• Work to be completed:
Show every line where "this" occurs.
====== Rows ======
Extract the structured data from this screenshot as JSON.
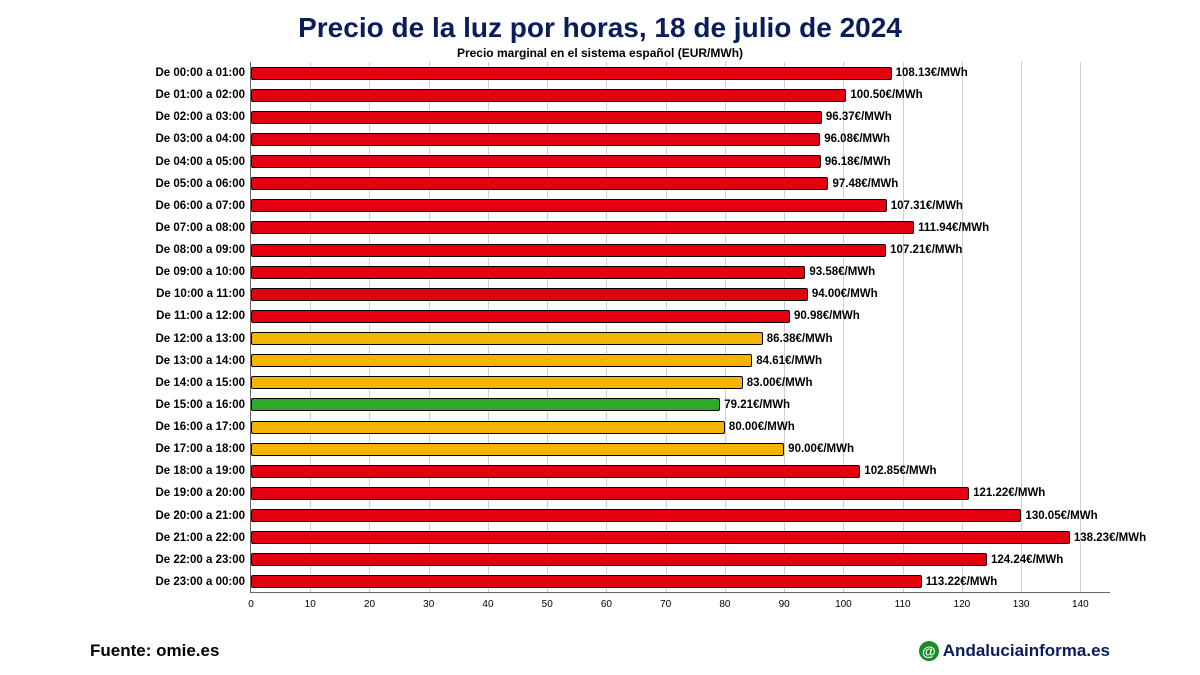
{
  "title": "Precio de la luz por horas, 18 de julio de 2024",
  "subtitle": "Precio marginal en el sistema español (EUR/MWh)",
  "source_label": "Fuente: omie.es",
  "brand_label": "Andaluciainforma.es",
  "chart": {
    "type": "bar-horizontal",
    "x_min": 0,
    "x_max": 145,
    "x_tick_step": 10,
    "x_ticks": [
      0,
      10,
      20,
      30,
      40,
      50,
      60,
      70,
      80,
      90,
      100,
      110,
      120,
      130,
      140
    ],
    "unit_suffix": "€/MWh",
    "colors": {
      "red": "#e3000f",
      "yellow": "#f5b400",
      "green": "#2fa82f",
      "grid": "#d0d0d0",
      "axis": "#666666",
      "title": "#0a1c5a",
      "text": "#000000",
      "bg": "#ffffff"
    },
    "title_fontsize": 28,
    "subtitle_fontsize": 12,
    "label_fontsize": 11.5,
    "tick_fontsize": 10,
    "data": [
      {
        "label": "De 00:00 a 01:00",
        "value": 108.13,
        "color": "red"
      },
      {
        "label": "De 01:00 a 02:00",
        "value": 100.5,
        "color": "red"
      },
      {
        "label": "De 02:00 a 03:00",
        "value": 96.37,
        "color": "red"
      },
      {
        "label": "De 03:00 a 04:00",
        "value": 96.08,
        "color": "red"
      },
      {
        "label": "De 04:00 a 05:00",
        "value": 96.18,
        "color": "red"
      },
      {
        "label": "De 05:00 a 06:00",
        "value": 97.48,
        "color": "red"
      },
      {
        "label": "De 06:00 a 07:00",
        "value": 107.31,
        "color": "red"
      },
      {
        "label": "De 07:00 a 08:00",
        "value": 111.94,
        "color": "red"
      },
      {
        "label": "De 08:00 a 09:00",
        "value": 107.21,
        "color": "red"
      },
      {
        "label": "De 09:00 a 10:00",
        "value": 93.58,
        "color": "red"
      },
      {
        "label": "De 10:00 a 11:00",
        "value": 94.0,
        "color": "red"
      },
      {
        "label": "De 11:00 a 12:00",
        "value": 90.98,
        "color": "red"
      },
      {
        "label": "De 12:00 a 13:00",
        "value": 86.38,
        "color": "yellow"
      },
      {
        "label": "De 13:00 a 14:00",
        "value": 84.61,
        "color": "yellow"
      },
      {
        "label": "De 14:00 a 15:00",
        "value": 83.0,
        "color": "yellow"
      },
      {
        "label": "De 15:00 a 16:00",
        "value": 79.21,
        "color": "green"
      },
      {
        "label": "De 16:00 a 17:00",
        "value": 80.0,
        "color": "yellow"
      },
      {
        "label": "De 17:00 a 18:00",
        "value": 90.0,
        "color": "yellow"
      },
      {
        "label": "De 18:00 a 19:00",
        "value": 102.85,
        "color": "red"
      },
      {
        "label": "De 19:00 a 20:00",
        "value": 121.22,
        "color": "red"
      },
      {
        "label": "De 20:00 a 21:00",
        "value": 130.05,
        "color": "red"
      },
      {
        "label": "De 21:00 a 22:00",
        "value": 138.23,
        "color": "red"
      },
      {
        "label": "De 22:00 a 23:00",
        "value": 124.24,
        "color": "red"
      },
      {
        "label": "De 23:00 a 00:00",
        "value": 113.22,
        "color": "red"
      }
    ]
  }
}
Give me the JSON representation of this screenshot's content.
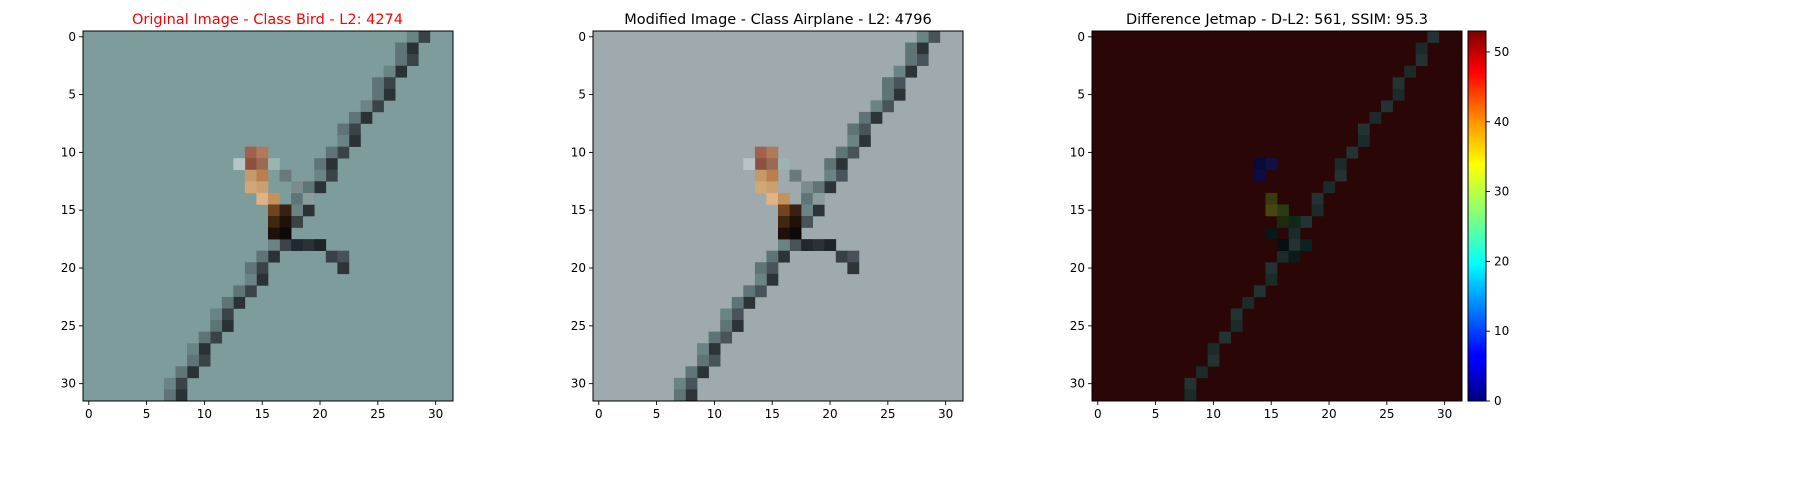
{
  "figure": {
    "colors": {
      "background": "#ffffff",
      "axis": "#000000",
      "title_highlight": "#ff0000",
      "title_default": "#000000"
    }
  },
  "chart_data": [
    {
      "type": "heatmap",
      "title": "Original Image - Class Bird - L2: 4274",
      "title_color": "#ff0000",
      "image_size": [
        32,
        32
      ],
      "xlim": [
        -0.5,
        31.5
      ],
      "ylim": [
        31.5,
        -0.5
      ],
      "xticks": [
        0,
        5,
        10,
        15,
        20,
        25,
        30
      ],
      "yticks": [
        0,
        5,
        10,
        15,
        20,
        25,
        30
      ],
      "background_color": "#7e9c9c",
      "content": "pixelated photo of a small bird perched on a dark diagonal wire"
    },
    {
      "type": "heatmap",
      "title": "Modified Image - Class Airplane - L2: 4796",
      "title_color": "#000000",
      "image_size": [
        32,
        32
      ],
      "xlim": [
        -0.5,
        31.5
      ],
      "ylim": [
        31.5,
        -0.5
      ],
      "xticks": [
        0,
        5,
        10,
        15,
        20,
        25,
        30
      ],
      "yticks": [
        0,
        5,
        10,
        15,
        20,
        25,
        30
      ],
      "background_color": "#9eaaad",
      "content": "adversarially perturbed version of the bird image"
    },
    {
      "type": "heatmap",
      "title": "Difference Jetmap - D-L2: 561, SSIM: 95.3",
      "title_color": "#000000",
      "image_size": [
        32,
        32
      ],
      "xlim": [
        -0.5,
        31.5
      ],
      "ylim": [
        31.5,
        -0.5
      ],
      "xticks": [
        0,
        5,
        10,
        15,
        20,
        25,
        30
      ],
      "yticks": [
        0,
        5,
        10,
        15,
        20,
        25,
        30
      ],
      "background_color": "#2a0606",
      "colormap": "jet",
      "colorbar": {
        "range": [
          0,
          53
        ],
        "ticks": [
          0,
          10,
          20,
          30,
          40,
          50
        ]
      }
    }
  ]
}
======
• Answer to the task:
Extract the structured data from this screenshot as JSON.
Give me the JSON representation of this screenshot's content.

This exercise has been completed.